## Work required
In the material below, find every line with "不觉得吃穿和俸禄不如别人" and pull it out.
———
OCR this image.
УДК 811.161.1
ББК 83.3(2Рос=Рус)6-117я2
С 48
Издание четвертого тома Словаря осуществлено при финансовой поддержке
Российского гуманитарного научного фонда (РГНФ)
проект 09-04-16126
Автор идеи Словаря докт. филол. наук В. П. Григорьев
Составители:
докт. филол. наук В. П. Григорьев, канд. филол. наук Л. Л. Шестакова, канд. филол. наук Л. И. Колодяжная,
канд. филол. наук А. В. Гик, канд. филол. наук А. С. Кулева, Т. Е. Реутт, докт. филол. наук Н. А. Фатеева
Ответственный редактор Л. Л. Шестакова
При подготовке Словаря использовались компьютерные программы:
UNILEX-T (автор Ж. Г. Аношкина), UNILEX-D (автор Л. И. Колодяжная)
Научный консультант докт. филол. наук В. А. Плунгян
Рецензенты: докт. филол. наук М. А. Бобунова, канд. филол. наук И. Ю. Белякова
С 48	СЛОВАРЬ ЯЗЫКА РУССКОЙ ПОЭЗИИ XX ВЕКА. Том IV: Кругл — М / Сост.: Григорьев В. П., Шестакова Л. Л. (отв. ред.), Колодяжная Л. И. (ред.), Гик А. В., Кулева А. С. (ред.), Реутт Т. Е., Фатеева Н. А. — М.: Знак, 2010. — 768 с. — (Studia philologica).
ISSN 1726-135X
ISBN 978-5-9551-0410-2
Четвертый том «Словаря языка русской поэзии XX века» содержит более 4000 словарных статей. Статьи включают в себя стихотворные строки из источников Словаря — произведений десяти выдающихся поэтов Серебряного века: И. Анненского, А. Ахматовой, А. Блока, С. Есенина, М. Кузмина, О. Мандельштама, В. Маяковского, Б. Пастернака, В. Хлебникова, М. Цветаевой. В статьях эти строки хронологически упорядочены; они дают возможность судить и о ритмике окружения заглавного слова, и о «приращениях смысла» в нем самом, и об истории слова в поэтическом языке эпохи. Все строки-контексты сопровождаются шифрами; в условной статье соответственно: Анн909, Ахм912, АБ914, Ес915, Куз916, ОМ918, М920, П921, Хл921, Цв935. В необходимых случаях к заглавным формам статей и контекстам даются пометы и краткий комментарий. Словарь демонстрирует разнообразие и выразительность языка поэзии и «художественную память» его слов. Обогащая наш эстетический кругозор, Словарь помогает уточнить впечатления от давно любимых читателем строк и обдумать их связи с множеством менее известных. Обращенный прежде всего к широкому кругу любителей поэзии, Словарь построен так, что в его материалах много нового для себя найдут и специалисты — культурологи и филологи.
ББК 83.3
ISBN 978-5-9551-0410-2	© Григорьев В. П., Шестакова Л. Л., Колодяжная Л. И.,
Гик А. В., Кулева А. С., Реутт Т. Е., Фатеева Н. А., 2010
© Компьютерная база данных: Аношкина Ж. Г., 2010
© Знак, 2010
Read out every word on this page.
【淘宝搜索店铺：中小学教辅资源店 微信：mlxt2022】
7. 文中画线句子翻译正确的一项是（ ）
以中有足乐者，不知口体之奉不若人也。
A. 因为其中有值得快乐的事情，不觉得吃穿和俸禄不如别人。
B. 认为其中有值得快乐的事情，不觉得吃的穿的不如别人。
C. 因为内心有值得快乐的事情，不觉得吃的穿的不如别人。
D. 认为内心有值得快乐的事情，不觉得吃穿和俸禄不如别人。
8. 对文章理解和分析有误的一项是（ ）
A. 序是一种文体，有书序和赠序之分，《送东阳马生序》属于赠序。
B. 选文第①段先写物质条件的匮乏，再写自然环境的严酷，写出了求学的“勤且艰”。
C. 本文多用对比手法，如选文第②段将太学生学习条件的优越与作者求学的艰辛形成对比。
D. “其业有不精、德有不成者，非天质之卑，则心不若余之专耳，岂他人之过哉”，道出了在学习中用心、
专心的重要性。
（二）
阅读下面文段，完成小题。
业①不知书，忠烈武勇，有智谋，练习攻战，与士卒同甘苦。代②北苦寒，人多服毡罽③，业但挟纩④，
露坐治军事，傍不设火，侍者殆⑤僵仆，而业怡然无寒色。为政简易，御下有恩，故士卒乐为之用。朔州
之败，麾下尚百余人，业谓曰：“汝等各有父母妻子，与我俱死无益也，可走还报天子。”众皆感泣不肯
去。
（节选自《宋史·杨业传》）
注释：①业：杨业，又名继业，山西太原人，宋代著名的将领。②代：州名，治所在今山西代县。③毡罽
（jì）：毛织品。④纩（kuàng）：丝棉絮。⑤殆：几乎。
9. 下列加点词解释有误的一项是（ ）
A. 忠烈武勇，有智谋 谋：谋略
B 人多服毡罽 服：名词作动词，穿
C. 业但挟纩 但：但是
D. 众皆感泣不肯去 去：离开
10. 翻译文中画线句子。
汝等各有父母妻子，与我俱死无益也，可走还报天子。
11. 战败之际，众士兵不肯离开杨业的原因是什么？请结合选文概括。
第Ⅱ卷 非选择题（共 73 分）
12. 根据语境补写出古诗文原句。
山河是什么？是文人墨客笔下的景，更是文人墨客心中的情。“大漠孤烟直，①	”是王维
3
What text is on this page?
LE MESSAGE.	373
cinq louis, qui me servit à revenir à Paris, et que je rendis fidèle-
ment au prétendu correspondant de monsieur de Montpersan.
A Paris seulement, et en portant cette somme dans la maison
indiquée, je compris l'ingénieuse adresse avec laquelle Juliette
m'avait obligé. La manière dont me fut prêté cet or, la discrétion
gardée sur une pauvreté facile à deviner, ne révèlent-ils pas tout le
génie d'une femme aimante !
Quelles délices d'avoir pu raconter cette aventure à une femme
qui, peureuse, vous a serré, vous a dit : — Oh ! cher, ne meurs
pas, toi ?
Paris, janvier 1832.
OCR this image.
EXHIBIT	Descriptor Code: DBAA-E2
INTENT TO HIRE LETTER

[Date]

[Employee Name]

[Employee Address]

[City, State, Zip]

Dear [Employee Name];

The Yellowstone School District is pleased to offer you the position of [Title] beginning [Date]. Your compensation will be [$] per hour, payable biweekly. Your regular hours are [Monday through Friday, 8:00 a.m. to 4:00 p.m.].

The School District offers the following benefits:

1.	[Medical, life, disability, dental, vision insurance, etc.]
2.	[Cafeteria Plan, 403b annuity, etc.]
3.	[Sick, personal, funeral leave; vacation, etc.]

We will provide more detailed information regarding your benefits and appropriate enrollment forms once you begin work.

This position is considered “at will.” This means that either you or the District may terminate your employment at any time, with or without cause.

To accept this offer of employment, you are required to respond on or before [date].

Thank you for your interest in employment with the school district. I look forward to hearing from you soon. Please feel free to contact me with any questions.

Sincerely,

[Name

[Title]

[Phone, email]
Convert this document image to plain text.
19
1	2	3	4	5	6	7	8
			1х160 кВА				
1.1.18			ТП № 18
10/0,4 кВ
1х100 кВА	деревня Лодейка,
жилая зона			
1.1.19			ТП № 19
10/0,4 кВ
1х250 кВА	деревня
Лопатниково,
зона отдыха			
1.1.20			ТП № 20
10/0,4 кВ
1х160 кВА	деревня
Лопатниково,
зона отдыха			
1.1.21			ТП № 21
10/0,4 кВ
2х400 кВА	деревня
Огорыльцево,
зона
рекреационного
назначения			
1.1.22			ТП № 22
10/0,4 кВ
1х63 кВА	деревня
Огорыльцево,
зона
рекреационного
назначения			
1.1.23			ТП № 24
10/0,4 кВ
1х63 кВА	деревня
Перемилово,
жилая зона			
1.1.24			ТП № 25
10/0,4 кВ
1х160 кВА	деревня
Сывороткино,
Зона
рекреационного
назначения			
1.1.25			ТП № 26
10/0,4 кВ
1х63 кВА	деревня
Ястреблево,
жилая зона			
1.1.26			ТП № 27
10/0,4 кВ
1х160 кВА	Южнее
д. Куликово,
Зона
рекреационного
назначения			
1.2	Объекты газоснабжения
———
## Task result
A. 因为其中有值得快乐的事情，不觉得吃穿和俸禄不如别人。
D. 认为内心有值得快乐的事情，不觉得吃穿和俸禄不如别人。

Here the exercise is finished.